TO DO: Determine how many lines include "localhost". Give the number and nothing else.

DATA SHOWN:
——————

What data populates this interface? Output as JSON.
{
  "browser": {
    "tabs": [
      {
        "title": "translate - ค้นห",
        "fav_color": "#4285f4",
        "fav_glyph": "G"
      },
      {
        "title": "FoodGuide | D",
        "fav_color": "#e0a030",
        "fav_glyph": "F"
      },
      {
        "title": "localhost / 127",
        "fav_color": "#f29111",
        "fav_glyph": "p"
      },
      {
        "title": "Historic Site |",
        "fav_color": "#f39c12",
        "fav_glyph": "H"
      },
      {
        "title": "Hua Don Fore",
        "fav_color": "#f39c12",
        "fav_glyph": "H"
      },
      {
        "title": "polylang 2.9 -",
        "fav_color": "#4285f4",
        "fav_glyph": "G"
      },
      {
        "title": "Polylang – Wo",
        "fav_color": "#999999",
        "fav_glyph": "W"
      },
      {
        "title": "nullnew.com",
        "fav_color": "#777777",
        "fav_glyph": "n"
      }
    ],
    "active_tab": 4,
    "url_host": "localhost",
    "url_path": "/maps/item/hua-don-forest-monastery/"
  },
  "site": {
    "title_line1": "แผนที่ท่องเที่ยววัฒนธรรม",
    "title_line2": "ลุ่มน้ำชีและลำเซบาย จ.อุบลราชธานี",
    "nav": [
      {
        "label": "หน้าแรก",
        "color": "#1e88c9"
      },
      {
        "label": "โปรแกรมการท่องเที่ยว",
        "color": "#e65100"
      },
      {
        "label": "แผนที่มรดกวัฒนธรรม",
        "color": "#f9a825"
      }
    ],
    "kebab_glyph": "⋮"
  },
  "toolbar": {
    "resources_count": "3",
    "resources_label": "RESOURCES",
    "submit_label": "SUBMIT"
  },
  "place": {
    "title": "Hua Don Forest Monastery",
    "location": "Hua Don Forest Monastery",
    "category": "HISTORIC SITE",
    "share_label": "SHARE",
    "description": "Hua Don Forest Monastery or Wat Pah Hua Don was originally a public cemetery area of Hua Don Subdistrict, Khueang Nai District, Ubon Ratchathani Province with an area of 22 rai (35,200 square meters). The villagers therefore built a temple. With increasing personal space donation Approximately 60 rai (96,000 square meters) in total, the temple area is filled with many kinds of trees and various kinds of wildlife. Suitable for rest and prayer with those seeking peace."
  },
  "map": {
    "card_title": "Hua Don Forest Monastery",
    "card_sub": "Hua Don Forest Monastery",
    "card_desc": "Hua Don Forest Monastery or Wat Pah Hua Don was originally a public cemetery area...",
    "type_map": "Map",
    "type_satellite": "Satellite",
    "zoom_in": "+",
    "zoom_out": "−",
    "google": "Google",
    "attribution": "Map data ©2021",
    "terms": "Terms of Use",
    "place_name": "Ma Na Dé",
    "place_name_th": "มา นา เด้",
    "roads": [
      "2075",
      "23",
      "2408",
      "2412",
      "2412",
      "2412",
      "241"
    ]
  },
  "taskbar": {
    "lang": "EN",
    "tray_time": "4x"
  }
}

——————

RESPONSE FOR THIS EXERCISE: 2